## START Extracted data

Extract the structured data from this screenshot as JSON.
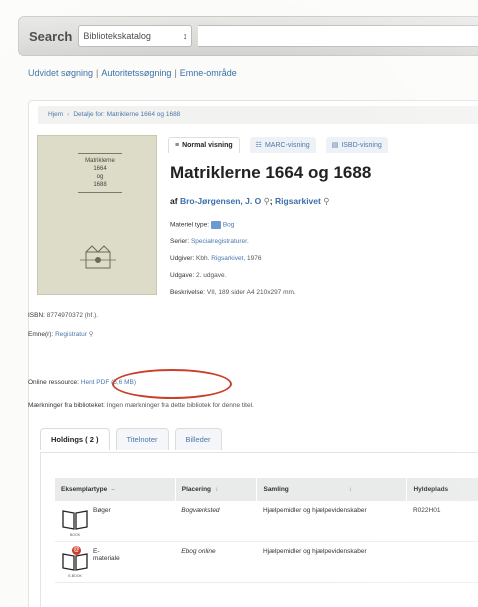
{
  "search": {
    "label": "Search",
    "select_value": "Bibliotekskatalog",
    "select_arrow": "↕"
  },
  "links": {
    "advanced": "Udvidet søgning",
    "authority": "Autoritetssøgning",
    "subject": "Emne-område"
  },
  "breadcrumb": {
    "home": "Hjem",
    "current": "Detalje for: Matriklerne 1664 og 1688"
  },
  "cover": {
    "line1": "Matriklerne",
    "line2": "1664",
    "line3": "og",
    "line4": "1688"
  },
  "view_tabs": [
    {
      "label": "Normal visning",
      "icon": "list-icon",
      "active": true
    },
    {
      "label": "MARC-visning",
      "icon": "grid-icon",
      "active": false
    },
    {
      "label": "ISBD-visning",
      "icon": "isbd-icon",
      "active": false
    }
  ],
  "record": {
    "title": "Matriklerne 1664 og 1688",
    "by": "af",
    "author1": "Bro-Jørgensen, J. O",
    "author2": "Rigsarkivet",
    "author_sep": ";",
    "material_label": "Materiel type:",
    "material_value": "Bog",
    "series_label": "Serier:",
    "series_value": "Specialregistraturer.",
    "publisher_label": "Udgiver:",
    "publisher_pre": "Kbh.",
    "publisher_link": "Rigsarkivet",
    "publisher_year": ", 1976",
    "edition_label": "Udgave:",
    "edition_value": "2. udgave.",
    "description_label": "Beskrivelse:",
    "description_value": "VII, 189 sider A4 210x297 mm.",
    "isbn_label": "ISBN:",
    "isbn_value": "8774970372 (hf.).",
    "subject_label": "Emne(r):",
    "subject_value": "Registratur",
    "online_label": "Online ressource:",
    "online_link": "Hent PDF (5,6 MB)",
    "notes_label": "Mærkninger fra biblioteket:",
    "notes_value": "Ingen mærkninger fra dette bibliotek for denne titel."
  },
  "holding_tabs": [
    {
      "label": "Holdings ( 2 )",
      "active": true
    },
    {
      "label": "Titelnoter",
      "active": false
    },
    {
      "label": "Billeder",
      "active": false
    }
  ],
  "table": {
    "headers": [
      "Eksemplartype",
      "Placering",
      "Samling",
      "Hyldeplads"
    ],
    "header_arrows": [
      "–",
      "↕",
      "↕"
    ],
    "rows": [
      {
        "type": "Bøger",
        "icon_caption": "BOOK",
        "location": "Bogværksted",
        "collection": "Hjælpemidler og hjælpevidenskaber",
        "shelf": "R022H01"
      },
      {
        "type": "E-materiale",
        "icon_caption": "E-BOOK",
        "location": "Ebog online",
        "collection": "Hjælpemidler og hjælpevidenskaber",
        "shelf": ""
      }
    ]
  },
  "colors": {
    "link": "#3a6fa8",
    "highlight": "#c9412a"
  }
}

## END Extracted data

■ Goal of the exercise: Extract every line of the records above that contains the word "Rigsarkivet".

■ Exercise answer:
    "author2": "Rigsarkivet",
    "publisher_link": "Rigsarkivet",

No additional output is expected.